▶ What to produce
Copy out all the entries exactly.

▶ Stored data entries
-- begin --

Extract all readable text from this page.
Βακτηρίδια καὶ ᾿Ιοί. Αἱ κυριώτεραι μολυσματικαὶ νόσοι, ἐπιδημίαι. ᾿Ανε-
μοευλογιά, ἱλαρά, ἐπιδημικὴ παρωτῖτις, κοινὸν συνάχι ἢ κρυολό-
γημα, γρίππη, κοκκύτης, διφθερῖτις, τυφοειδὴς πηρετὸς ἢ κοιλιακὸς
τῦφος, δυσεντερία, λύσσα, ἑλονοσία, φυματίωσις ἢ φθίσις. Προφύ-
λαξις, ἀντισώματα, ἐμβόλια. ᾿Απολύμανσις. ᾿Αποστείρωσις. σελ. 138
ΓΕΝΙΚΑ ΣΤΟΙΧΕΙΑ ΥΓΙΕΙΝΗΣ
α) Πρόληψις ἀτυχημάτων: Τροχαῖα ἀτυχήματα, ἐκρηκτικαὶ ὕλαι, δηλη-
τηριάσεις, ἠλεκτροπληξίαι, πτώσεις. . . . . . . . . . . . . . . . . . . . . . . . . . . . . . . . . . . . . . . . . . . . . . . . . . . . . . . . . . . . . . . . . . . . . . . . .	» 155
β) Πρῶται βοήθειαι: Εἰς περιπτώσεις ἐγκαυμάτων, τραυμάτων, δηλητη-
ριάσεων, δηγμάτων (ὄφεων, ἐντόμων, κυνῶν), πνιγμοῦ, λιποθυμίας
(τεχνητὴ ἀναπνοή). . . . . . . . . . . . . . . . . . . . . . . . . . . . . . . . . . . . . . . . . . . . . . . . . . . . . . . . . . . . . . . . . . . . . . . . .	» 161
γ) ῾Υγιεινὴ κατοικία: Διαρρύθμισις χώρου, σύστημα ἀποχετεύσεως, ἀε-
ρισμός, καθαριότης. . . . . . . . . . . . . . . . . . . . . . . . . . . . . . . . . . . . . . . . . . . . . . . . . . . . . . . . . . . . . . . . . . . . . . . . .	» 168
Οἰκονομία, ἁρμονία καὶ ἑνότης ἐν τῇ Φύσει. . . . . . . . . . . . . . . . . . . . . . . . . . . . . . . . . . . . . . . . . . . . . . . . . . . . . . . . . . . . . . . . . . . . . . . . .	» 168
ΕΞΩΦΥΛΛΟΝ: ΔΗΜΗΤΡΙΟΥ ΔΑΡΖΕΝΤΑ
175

-- end --

▶ Task response
Extract all readable text from this page.
Βακτηρίδια καὶ ᾿Ιοί. Αἱ κυριώτεραι μολυσματικαὶ νόσοι, ἐπιδημίαι. ᾿Ανε-
μοευλογιά, ἱλαρά, ἐπιδημικὴ παρωτῖτις, κοινὸν συνάχι ἢ κρυολό-
γημα, γρίππη, κοκκύτης, διφθερῖτις, τυφοειδὴς πηρετὸς ἢ κοιλιακὸς
τῦφος, δυσεντερία, λύσσα, ἑλονοσία, φυματίωσις ἢ φθίσις. Προφύ-
λαξις, ἀντισώματα, ἐμβόλια. ᾿Απολύμανσις. ᾿Αποστείρωσις. σελ. 138
ΓΕΝΙΚΑ ΣΤΟΙΧΕΙΑ ΥΓΙΕΙΝΗΣ
α) Πρόληψις ἀτυχημάτων: Τροχαῖα ἀτυχήματα, ἐκρηκτικαὶ ὕλαι, δηλη-
τηριάσεις, ἠλεκτροπληξίαι, πτώσεις. . . . . . . . . . . . . . . . . . . . . . . . . . . . . . . . . . . . . . . . . . . . . . . . . . . . . . . . . . . . . . . . . . . . . . . . .	» 155
β) Πρῶται βοήθειαι: Εἰς περιπτώσεις ἐγκαυμάτων, τραυμάτων, δηλητη-
ριάσεων, δηγμάτων (ὄφεων, ἐντόμων, κυνῶν), πνιγμοῦ, λιποθυμίας
(τεχνητὴ ἀναπνοή). . . . . . . . . . . . . . . . . . . . . . . . . . . . . . . . . . . . . . . . . . . . . . . . . . . . . . . . . . . . . . . . . . . . . . . . .	» 161
γ) ῾Υγιεινὴ κατοικία: Διαρρύθμισις χώρου, σύστημα ἀποχετεύσεως, ἀε-
ρισμός, καθαριότης. . . . . . . . . . . . . . . . . . . . . . . . . . . . . . . . . . . . . . . . . . . . . . . . . . . . . . . . . . . . . . . . . . . . . . . . .	» 168
Οἰκονομία, ἁρμονία καὶ ἑνότης ἐν τῇ Φύσει. . . . . . . . . . . . . . . . . . . . . . . . . . . . . . . . . . . . . . . . . . . . . . . . . . . . . . . . . . . . . . . . . . . . . . . . .	» 168
ΕΞΩΦΥΛΛΟΝ: ΔΗΜΗΤΡΙΟΥ ΔΑΡΖΕΝΤΑ
175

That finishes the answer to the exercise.